WORK INSTRUCTIONS => Reproduce the listing below verbatim.

DATA RECORDS =>
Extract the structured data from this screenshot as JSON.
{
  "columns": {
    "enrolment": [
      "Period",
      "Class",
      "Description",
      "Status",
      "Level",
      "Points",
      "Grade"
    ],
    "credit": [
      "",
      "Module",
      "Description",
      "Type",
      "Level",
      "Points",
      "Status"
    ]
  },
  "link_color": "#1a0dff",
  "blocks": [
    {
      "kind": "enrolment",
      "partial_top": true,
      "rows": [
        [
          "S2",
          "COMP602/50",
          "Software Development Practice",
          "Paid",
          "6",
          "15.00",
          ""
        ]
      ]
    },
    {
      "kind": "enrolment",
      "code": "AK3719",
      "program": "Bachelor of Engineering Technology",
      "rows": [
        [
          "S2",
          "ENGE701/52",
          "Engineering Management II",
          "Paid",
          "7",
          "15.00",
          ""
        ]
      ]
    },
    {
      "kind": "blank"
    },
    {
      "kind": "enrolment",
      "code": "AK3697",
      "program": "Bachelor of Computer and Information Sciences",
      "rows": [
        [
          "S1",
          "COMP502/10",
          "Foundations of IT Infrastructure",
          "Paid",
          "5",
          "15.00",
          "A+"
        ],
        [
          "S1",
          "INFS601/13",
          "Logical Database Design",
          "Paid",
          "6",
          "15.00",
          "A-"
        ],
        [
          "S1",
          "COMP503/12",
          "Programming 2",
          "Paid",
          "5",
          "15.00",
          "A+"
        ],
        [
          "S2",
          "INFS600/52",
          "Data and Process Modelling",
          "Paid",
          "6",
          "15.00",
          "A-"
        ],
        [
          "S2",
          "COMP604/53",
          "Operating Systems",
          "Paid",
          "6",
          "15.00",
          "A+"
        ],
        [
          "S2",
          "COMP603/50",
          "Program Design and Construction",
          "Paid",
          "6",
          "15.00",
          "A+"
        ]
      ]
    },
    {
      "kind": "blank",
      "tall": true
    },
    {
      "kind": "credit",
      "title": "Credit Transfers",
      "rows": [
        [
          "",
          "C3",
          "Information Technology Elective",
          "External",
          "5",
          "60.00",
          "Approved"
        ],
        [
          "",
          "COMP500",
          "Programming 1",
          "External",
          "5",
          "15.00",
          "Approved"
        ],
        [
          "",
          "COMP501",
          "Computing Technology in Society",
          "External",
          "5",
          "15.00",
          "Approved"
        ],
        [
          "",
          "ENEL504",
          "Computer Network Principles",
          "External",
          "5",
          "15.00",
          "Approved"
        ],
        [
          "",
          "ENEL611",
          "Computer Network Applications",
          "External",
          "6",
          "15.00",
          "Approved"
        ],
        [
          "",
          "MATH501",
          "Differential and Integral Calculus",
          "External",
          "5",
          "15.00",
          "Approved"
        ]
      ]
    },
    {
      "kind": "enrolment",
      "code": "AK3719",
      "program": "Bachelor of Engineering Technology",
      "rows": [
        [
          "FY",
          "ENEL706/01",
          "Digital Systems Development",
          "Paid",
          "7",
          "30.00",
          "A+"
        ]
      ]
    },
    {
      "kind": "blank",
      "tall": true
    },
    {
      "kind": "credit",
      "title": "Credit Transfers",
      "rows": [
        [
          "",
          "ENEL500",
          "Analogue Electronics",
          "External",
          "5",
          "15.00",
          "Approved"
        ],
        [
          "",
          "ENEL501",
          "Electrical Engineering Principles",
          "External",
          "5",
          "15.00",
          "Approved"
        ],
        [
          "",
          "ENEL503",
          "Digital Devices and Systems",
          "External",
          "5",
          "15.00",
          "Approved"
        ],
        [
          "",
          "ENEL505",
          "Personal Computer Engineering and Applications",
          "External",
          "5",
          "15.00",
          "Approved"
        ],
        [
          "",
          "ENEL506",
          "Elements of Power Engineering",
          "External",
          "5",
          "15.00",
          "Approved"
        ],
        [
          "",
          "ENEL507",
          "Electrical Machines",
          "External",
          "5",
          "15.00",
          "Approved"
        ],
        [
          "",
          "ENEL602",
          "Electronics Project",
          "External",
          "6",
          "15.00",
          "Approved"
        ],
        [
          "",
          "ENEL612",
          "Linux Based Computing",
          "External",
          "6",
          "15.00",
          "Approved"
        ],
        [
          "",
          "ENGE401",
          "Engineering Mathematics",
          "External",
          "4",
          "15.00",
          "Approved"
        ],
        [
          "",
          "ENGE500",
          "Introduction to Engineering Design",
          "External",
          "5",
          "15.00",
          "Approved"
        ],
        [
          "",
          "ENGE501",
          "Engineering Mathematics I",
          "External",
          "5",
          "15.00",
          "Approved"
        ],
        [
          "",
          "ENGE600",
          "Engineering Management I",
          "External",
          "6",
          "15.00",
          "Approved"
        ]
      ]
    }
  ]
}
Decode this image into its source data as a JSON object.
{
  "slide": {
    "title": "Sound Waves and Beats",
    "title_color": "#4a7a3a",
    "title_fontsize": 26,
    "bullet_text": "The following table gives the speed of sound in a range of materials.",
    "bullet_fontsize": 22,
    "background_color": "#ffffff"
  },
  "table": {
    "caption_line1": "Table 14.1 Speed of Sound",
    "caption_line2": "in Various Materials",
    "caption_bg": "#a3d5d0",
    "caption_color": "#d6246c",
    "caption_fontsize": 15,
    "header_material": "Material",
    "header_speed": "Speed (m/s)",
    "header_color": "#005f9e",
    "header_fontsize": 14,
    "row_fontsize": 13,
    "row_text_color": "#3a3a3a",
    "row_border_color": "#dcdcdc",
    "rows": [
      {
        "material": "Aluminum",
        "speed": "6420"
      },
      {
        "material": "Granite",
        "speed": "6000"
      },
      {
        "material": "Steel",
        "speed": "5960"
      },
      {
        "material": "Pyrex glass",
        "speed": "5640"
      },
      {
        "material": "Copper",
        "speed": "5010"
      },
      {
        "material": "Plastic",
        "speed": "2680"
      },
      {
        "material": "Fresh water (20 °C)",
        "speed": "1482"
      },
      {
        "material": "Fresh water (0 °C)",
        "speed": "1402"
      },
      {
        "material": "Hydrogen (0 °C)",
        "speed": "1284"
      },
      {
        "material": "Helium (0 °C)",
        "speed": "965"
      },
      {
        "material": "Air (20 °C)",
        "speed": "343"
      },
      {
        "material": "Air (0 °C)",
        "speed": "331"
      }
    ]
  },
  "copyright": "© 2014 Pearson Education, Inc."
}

REPLY TO THE EXERCISE =>
Extract the structured data from this screenshot as JSON.
{
  "columns": {
    "enrolment": [
      "Period",
      "Class",
      "Description",
      "Status",
      "Level",
      "Points",
      "Grade"
    ],
    "credit": [
      "",
      "Module",
      "Description",
      "Type",
      "Level",
      "Points",
      "Status"
    ]
  },
  "link_color": "#1a0dff",
  "blocks": [
    {
      "kind": "enrolment",
      "partial_top": true,
      "rows": [
        [
          "S2",
          "COMP602/50",
          "Software Development Practice",
          "Paid",
          "6",
          "15.00",
          ""
        ]
      ]
    },
    {
      "kind": "enrolment",
      "code": "AK3719",
      "program": "Bachelor of Engineering Technology",
      "rows": [
        [
          "S2",
          "ENGE701/52",
          "Engineering Management II",
          "Paid",
          "7",
          "15.00",
          ""
        ]
      ]
    },
    {
      "kind": "blank"
    },
    {
      "kind": "enrolment",
      "code": "AK3697",
      "program": "Bachelor of Computer and Information Sciences",
      "rows": [
        [
          "S1",
          "COMP502/10",
          "Foundations of IT Infrastructure",
          "Paid",
          "5",
          "15.00",
          "A+"
        ],
        [
          "S1",
          "INFS601/13",
          "Logical Database Design",
          "Paid",
          "6",
          "15.00",
          "A-"
        ],
        [
          "S1",
          "COMP503/12",
          "Programming 2",
          "Paid",
          "5",
          "15.00",
          "A+"
        ],
        [
          "S2",
          "INFS600/52",
          "Data and Process Modelling",
          "Paid",
          "6",
          "15.00",
          "A-"
        ],
        [
          "S2",
          "COMP604/53",
          "Operating Systems",
          "Paid",
          "6",
          "15.00",
          "A+"
        ],
        [
          "S2",
          "COMP603/50",
          "Program Design and Construction",
          "Paid",
          "6",
          "15.00",
          "A+"
        ]
      ]
    },
    {
      "kind": "blank",
      "tall": true
    },
    {
      "kind": "credit",
      "title": "Credit Transfers",
      "rows": [
        [
          "",
          "C3",
          "Information Technology Elective",
          "External",
          "5",
          "60.00",
          "Approved"
        ],
        [
          "",
          "COMP500",
          "Programming 1",
          "External",
          "5",
          "15.00",
          "Approved"
        ],
        [
          "",
          "COMP501",
          "Computing Technology in Society",
          "External",
          "5",
          "15.00",
          "Approved"
        ],
        [
          "",
          "ENEL504",
          "Computer Network Principles",
          "External",
          "5",
          "15.00",
          "Approved"
        ],
        [
          "",
          "ENEL611",
          "Computer Network Applications",
          "External",
          "6",
          "15.00",
          "Approved"
        ],
        [
          "",
          "MATH501",
          "Differential and Integral Calculus",
          "External",
          "5",
          "15.00",
          "Approved"
        ]
      ]
    },
    {
      "kind": "enrolment",
      "code": "AK3719",
      "program": "Bachelor of Engineering Technology",
      "rows": [
        [
          "FY",
          "ENEL706/01",
          "Digital Systems Development",
          "Paid",
          "7",
          "30.00",
          "A+"
        ]
      ]
    },
    {
      "kind": "blank",
      "tall": true
    },
    {
      "kind": "credit",
      "title": "Credit Transfers",
      "rows": [
        [
          "",
          "ENEL500",
          "Analogue Electronics",
          "External",
          "5",
          "15.00",
          "Approved"
        ],
        [
          "",
          "ENEL501",
          "Electrical Engineering Principles",
          "External",
          "5",
          "15.00",
          "Approved"
        ],
        [
          "",
          "ENEL503",
          "Digital Devices and Systems",
          "External",
          "5",
          "15.00",
          "Approved"
        ],
        [
          "",
          "ENEL505",
          "Personal Computer Engineering and Applications",
          "External",
          "5",
          "15.00",
          "Approved"
        ],
        [
          "",
          "ENEL506",
          "Elements of Power Engineering",
          "External",
          "5",
          "15.00",
          "Approved"
        ],
        [
          "",
          "ENEL507",
          "Electrical Machines",
          "External",
          "5",
          "15.00",
          "Approved"
        ],
        [
          "",
          "ENEL602",
          "Electronics Project",
          "External",
          "6",
          "15.00",
          "Approved"
        ],
        [
          "",
          "ENEL612",
          "Linux Based Computing",
          "External",
          "6",
          "15.00",
          "Approved"
        ],
        [
          "",
          "ENGE401",
          "Engineering Mathematics",
          "External",
          "4",
          "15.00",
          "Approved"
        ],
        [
          "",
          "ENGE500",
          "Introduction to Engineering Design",
          "External",
          "5",
          "15.00",
          "Approved"
        ],
        [
          "",
          "ENGE501",
          "Engineering Mathematics I",
          "External",
          "5",
          "15.00",
          "Approved"
        ],
        [
          "",
          "ENGE600",
          "Engineering Management I",
          "External",
          "6",
          "15.00",
          "Approved"
        ]
      ]
    }
  ]
}
Decode this image into its source data as a JSON object.
{
  "slide": {
    "title": "Sound Waves and Beats",
    "title_color": "#4a7a3a",
    "title_fontsize": 26,
    "bullet_text": "The following table gives the speed of sound in a range of materials.",
    "bullet_fontsize": 22,
    "background_color": "#ffffff"
  },
  "table": {
    "caption_line1": "Table 14.1 Speed of Sound",
    "caption_line2": "in Various Materials",
    "caption_bg": "#a3d5d0",
    "caption_color": "#d6246c",
    "caption_fontsize": 15,
    "header_material": "Material",
    "header_speed": "Speed (m/s)",
    "header_color": "#005f9e",
    "header_fontsize": 14,
    "row_fontsize": 13,
    "row_text_color": "#3a3a3a",
    "row_border_color": "#dcdcdc",
    "rows": [
      {
        "material": "Aluminum",
        "speed": "6420"
      },
      {
        "material": "Granite",
        "speed": "6000"
      },
      {
        "material": "Steel",
        "speed": "5960"
      },
      {
        "material": "Pyrex glass",
        "speed": "5640"
      },
      {
        "material": "Copper",
        "speed": "5010"
      },
      {
        "material": "Plastic",
        "speed": "2680"
      },
      {
        "material": "Fresh water (20 °C)",
        "speed": "1482"
      },
      {
        "material": "Fresh water (0 °C)",
        "speed": "1402"
      },
      {
        "material": "Hydrogen (0 °C)",
        "speed": "1284"
      },
      {
        "material": "Helium (0 °C)",
        "speed": "965"
      },
      {
        "material": "Air (20 °C)",
        "speed": "343"
      },
      {
        "material": "Air (0 °C)",
        "speed": "331"
      }
    ]
  },
  "copyright": "© 2014 Pearson Education, Inc."
}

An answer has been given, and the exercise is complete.